## START
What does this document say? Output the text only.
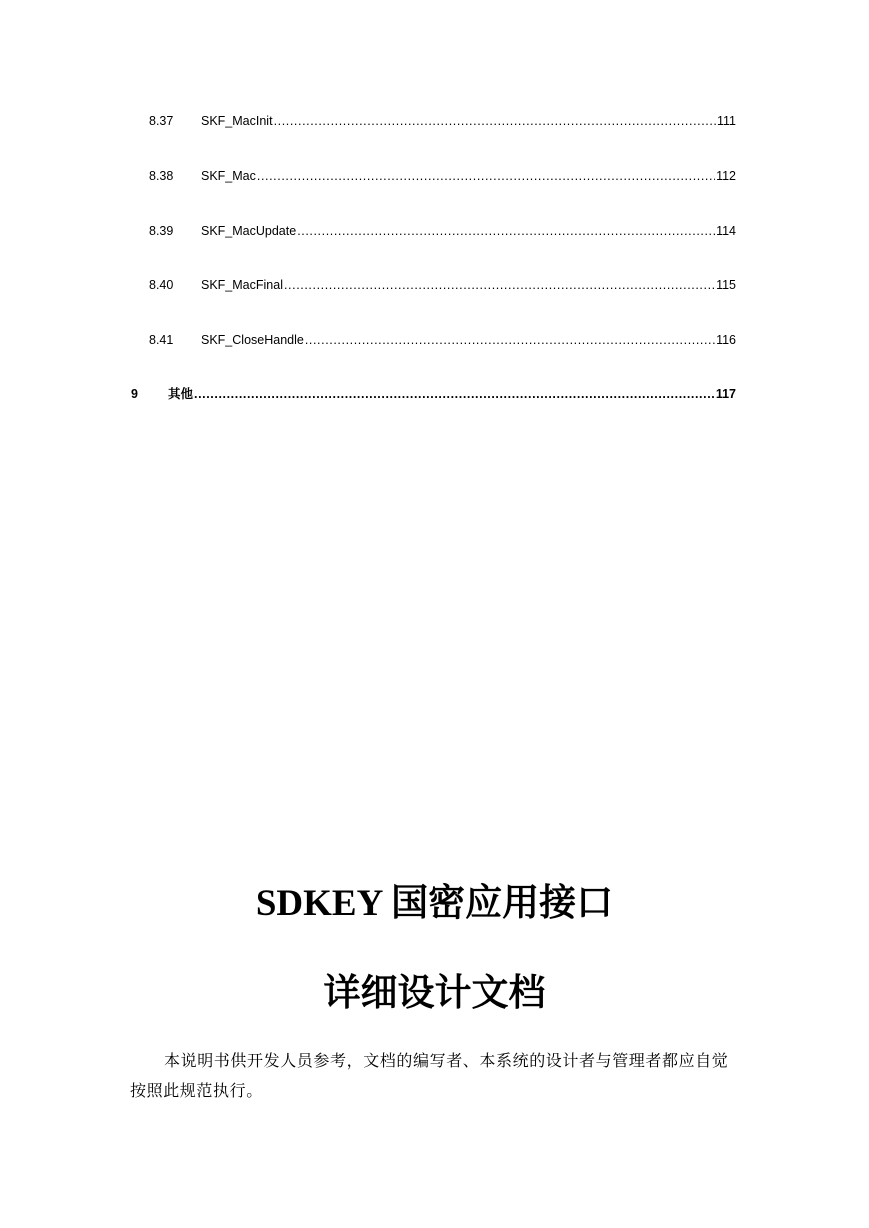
8.37	SKF_MacInit .....	111
8.38	SKF_Mac .....	112
8.39	SKF_MacUpdate .....	114
8.40	SKF_MacFinal .....	115
8.41	SKF_CloseHandle .....	116
9	其他 .....	117
SDKEY 国密应用接口
详细设计文档

本说明书供开发人员参考，文档的编写者、本系统的设计者与管理者都应自觉按照此规范执行。
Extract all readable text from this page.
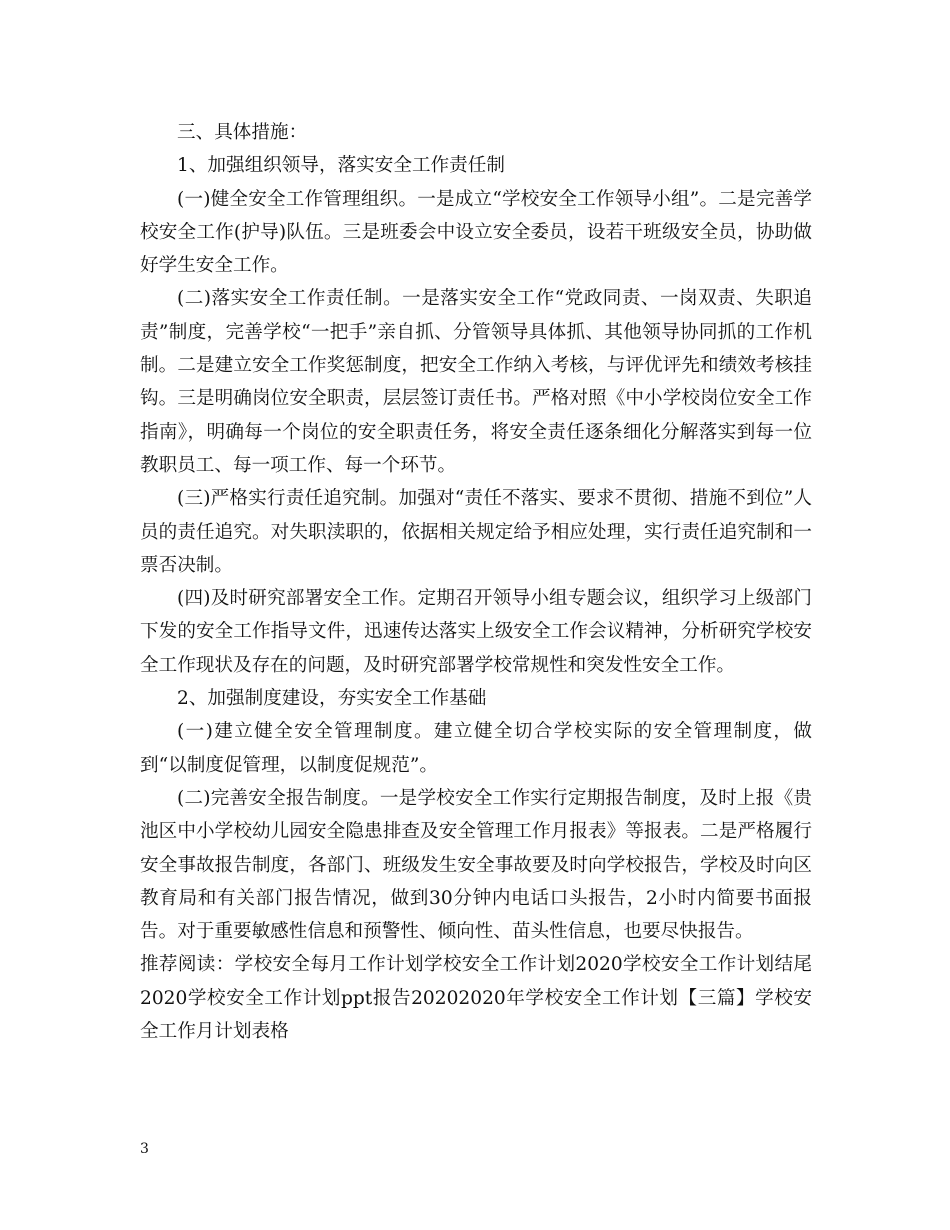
三、具体措施：

1、加强组织领导，落实安全工作责任制

(一)健全安全工作管理组织。一是成立“学校安全工作领导小组”。二是完善学校安全工作(护导)队伍。三是班委会中设立安全委员，设若干班级安全员，协助做好学生安全工作。

(二)落实安全工作责任制。一是落实安全工作“党政同责、一岗双责、失职追责”制度，完善学校“一把手”亲自抓、分管领导具体抓、其他领导协同抓的工作机制。二是建立安全工作奖惩制度，把安全工作纳入考核，与评优评先和绩效考核挂钩。三是明确岗位安全职责，层层签订责任书。严格对照《中小学校岗位安全工作指南》，明确每一个岗位的安全职责任务，将安全责任逐条细化分解落实到每一位教职员工、每一项工作、每一个环节。

(三)严格实行责任追究制。加强对“责任不落实、要求不贯彻、措施不到位”人员的责任追究。对失职渎职的，依据相关规定给予相应处理，实行责任追究制和一票否决制。

(四)及时研究部署安全工作。定期召开领导小组专题会议，组织学习上级部门下发的安全工作指导文件，迅速传达落实上级安全工作会议精神，分析研究学校安全工作现状及存在的问题，及时研究部署学校常规性和突发性安全工作。

2、加强制度建设，夯实安全工作基础

(一)建立健全安全管理制度。建立健全切合学校实际的安全管理制度，做到“以制度促管理，以制度促规范”。

(二)完善安全报告制度。一是学校安全工作实行定期报告制度，及时上报《贵池区中小学校幼儿园安全隐患排查及安全管理工作月报表》等报表。二是严格履行安全事故报告制度，各部门、班级发生安全事故要及时向学校报告，学校及时向区教育局和有关部门报告情况，做到30分钟内电话口头报告，2小时内简要书面报告。对于重要敏感性信息和预警性、倾向性、苗头性信息，也要尽快报告。

推荐阅读：学校安全每月工作计划学校安全工作计划2020学校安全工作计划结尾2020学校安全工作计划ppt报告20202020年学校安全工作计划【三篇】学校安全工作月计划表格

3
## END
**Problem requirements**
Count up every line above that has the word "落实安全工作责任制" in it; answer with the number alone.

**Result for this task**
2